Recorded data
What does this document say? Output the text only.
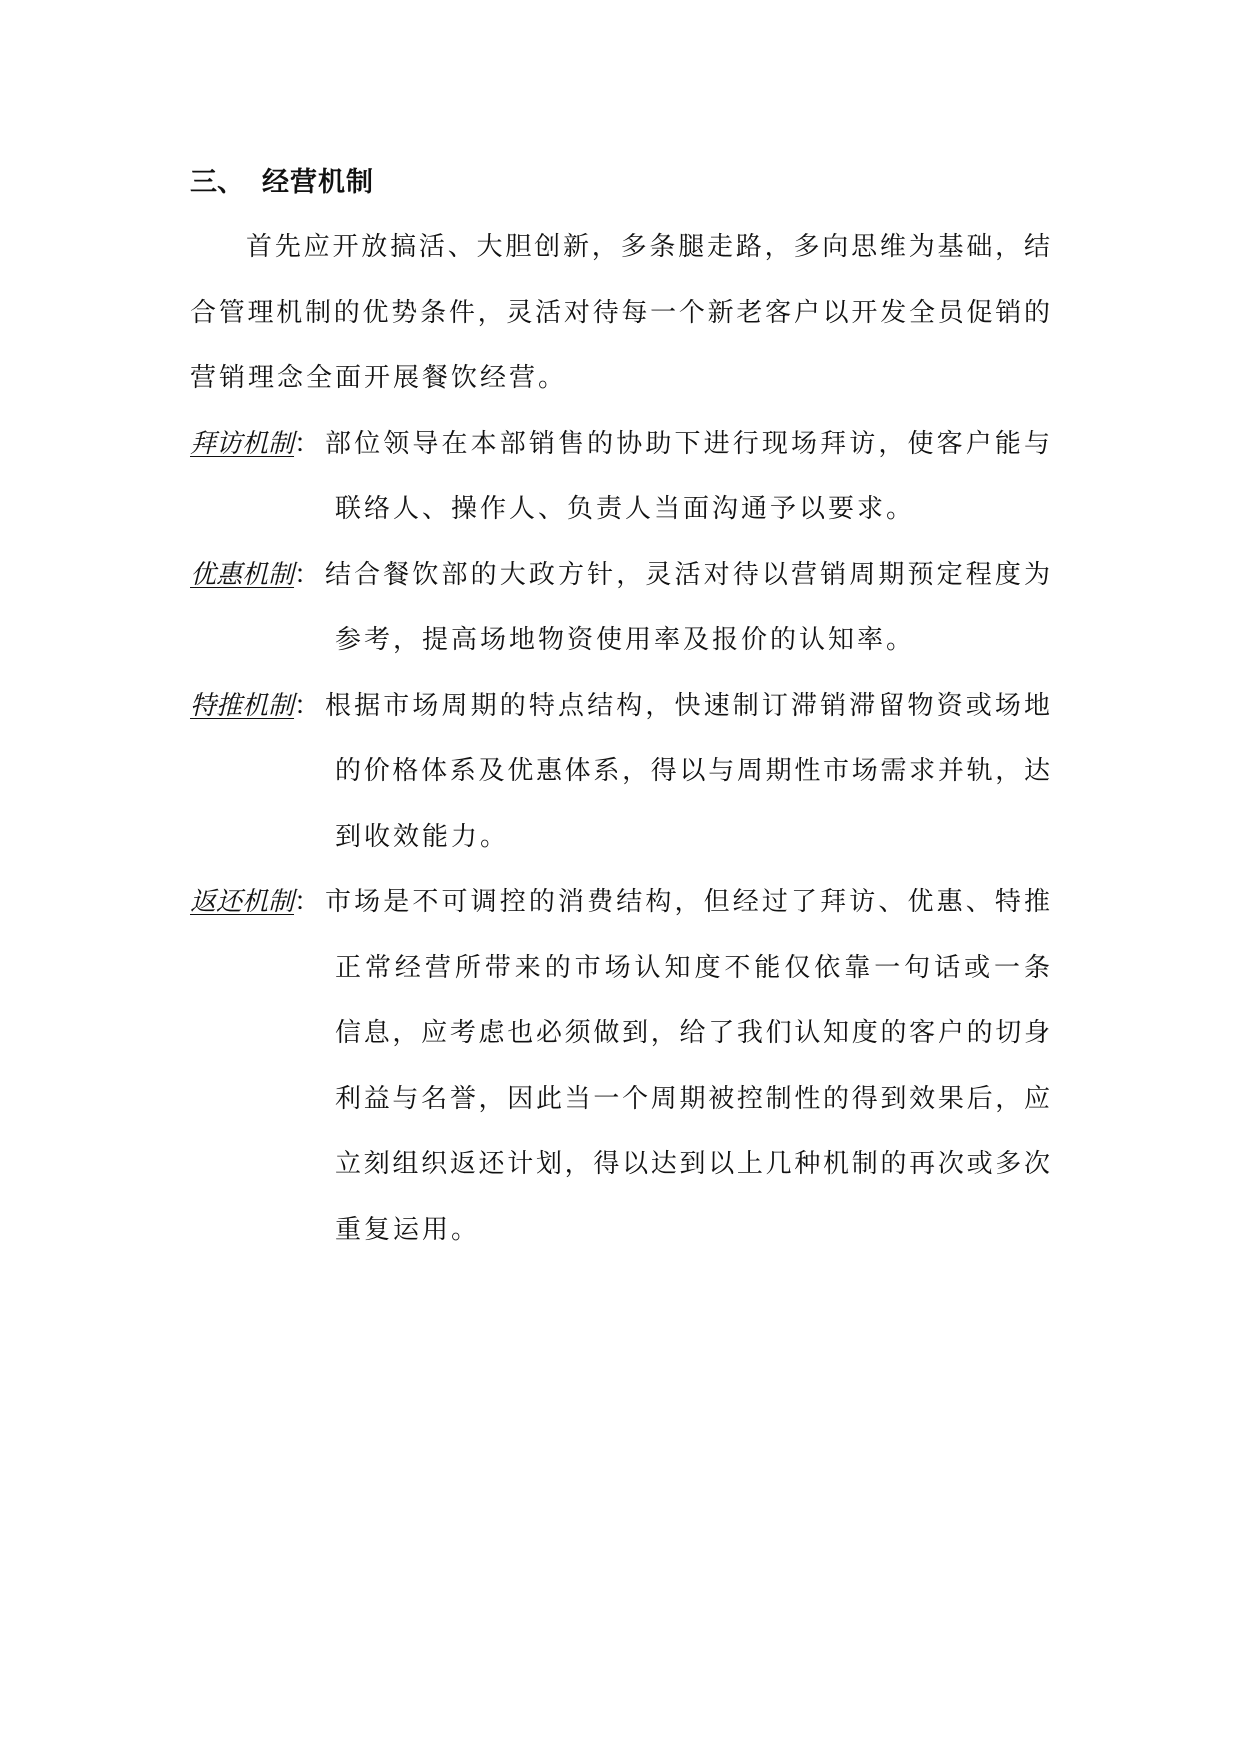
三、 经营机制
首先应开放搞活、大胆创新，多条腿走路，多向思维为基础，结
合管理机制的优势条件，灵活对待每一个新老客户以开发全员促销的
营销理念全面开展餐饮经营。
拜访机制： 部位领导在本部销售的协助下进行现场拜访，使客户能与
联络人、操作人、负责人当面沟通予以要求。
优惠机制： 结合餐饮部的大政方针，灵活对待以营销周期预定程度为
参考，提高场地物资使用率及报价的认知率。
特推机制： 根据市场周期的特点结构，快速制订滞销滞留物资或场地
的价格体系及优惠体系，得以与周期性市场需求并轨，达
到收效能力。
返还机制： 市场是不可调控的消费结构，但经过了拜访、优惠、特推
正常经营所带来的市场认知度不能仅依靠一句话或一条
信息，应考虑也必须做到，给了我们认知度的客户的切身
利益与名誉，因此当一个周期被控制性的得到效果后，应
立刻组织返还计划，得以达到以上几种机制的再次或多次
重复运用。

...

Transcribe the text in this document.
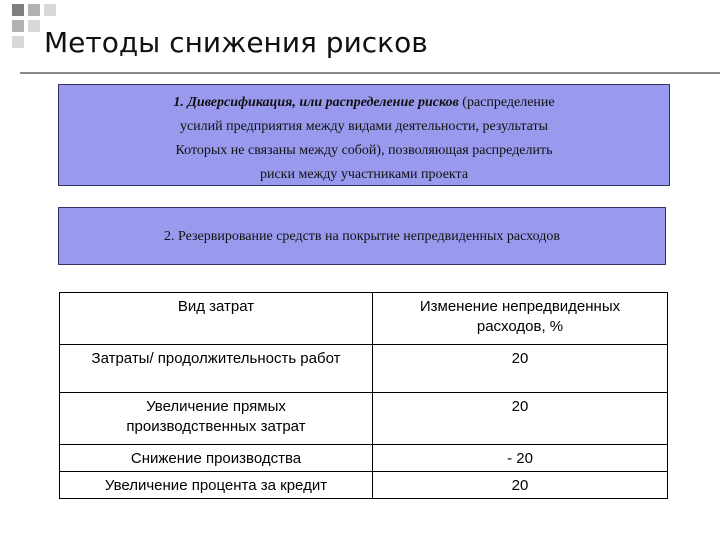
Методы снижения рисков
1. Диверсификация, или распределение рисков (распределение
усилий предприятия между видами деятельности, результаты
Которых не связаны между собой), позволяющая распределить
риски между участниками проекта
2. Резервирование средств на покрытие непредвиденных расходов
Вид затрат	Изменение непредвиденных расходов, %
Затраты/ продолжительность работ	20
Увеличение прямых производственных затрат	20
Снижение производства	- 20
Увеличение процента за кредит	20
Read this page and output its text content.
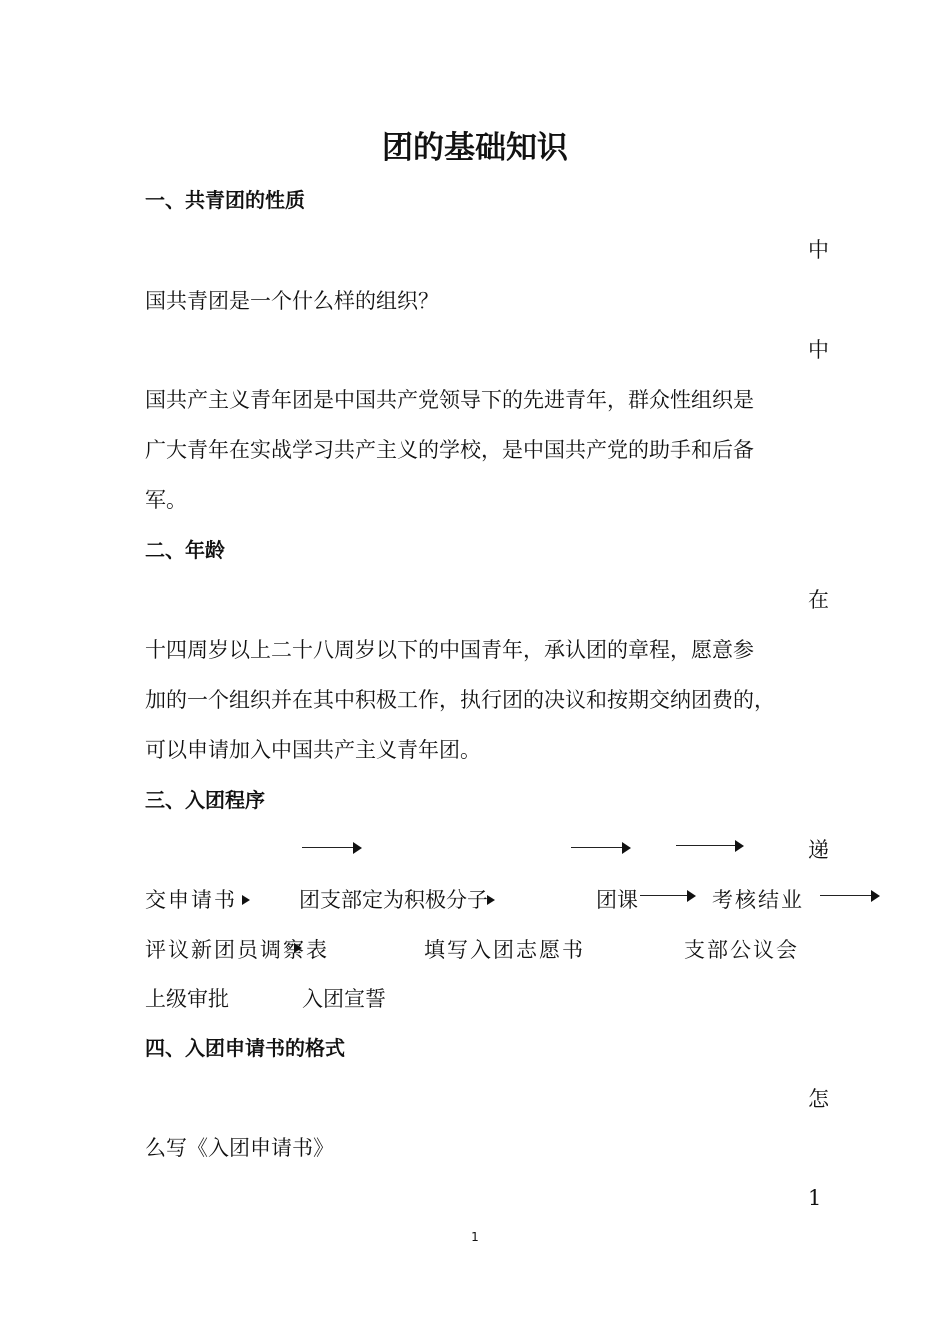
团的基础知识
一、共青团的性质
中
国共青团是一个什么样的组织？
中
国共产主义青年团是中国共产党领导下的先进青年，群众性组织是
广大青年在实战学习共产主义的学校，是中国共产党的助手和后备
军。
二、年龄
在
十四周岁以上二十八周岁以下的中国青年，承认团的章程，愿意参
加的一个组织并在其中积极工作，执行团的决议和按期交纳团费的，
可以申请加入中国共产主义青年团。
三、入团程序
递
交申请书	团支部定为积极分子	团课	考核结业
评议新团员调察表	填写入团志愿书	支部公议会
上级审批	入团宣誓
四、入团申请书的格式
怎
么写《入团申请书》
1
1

WHAT THE TASK REQUIRES
State the number of lines in these entries that include the string "рисков". Provide nothing beyond that number.

COMPLETE RESPONSE
2